= Supplied records =
▽

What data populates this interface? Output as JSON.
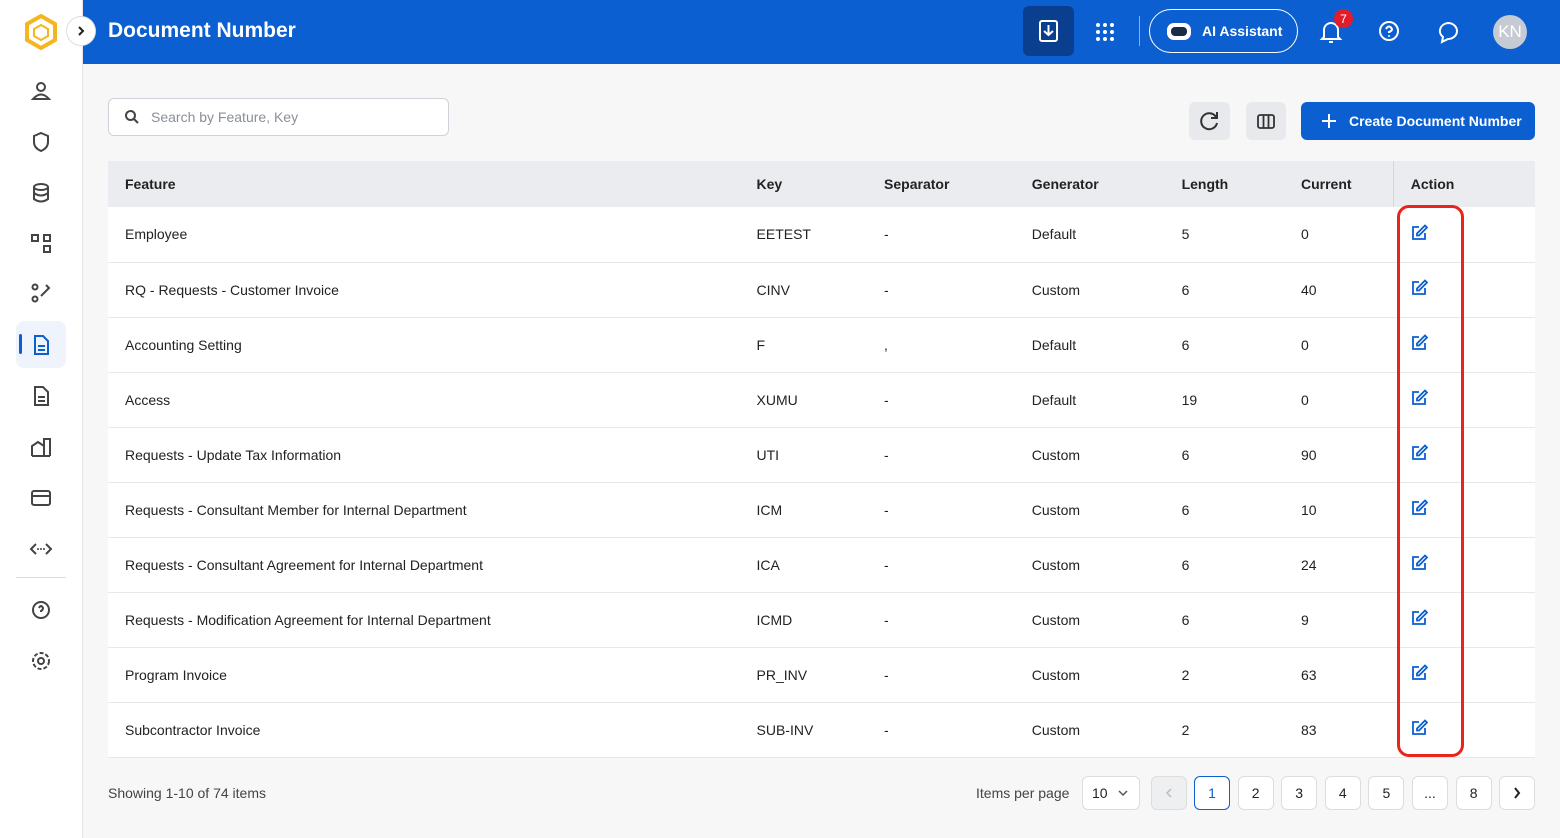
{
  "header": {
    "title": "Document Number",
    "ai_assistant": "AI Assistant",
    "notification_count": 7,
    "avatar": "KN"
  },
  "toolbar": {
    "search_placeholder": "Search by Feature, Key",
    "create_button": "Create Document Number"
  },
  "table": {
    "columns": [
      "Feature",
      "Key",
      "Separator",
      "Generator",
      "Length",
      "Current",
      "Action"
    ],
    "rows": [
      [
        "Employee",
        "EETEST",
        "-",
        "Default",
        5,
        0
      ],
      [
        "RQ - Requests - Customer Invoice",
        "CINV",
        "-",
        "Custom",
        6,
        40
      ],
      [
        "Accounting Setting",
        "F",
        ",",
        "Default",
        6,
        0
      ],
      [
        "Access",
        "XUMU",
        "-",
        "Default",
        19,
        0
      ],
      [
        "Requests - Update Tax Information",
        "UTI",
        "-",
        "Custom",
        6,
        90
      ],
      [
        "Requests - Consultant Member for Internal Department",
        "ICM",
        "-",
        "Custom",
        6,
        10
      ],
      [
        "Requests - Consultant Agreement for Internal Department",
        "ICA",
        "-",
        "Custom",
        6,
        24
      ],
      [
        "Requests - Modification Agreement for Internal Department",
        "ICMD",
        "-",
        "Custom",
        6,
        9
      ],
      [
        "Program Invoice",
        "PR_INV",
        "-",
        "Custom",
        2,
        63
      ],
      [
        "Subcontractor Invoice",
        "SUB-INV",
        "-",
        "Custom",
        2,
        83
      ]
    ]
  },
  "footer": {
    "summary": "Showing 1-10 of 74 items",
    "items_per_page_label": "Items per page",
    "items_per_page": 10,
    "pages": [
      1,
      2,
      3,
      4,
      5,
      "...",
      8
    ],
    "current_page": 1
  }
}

△

= Request =
Output nothing but the number of lines in the data containing the string "Internal".

= Written solution =
3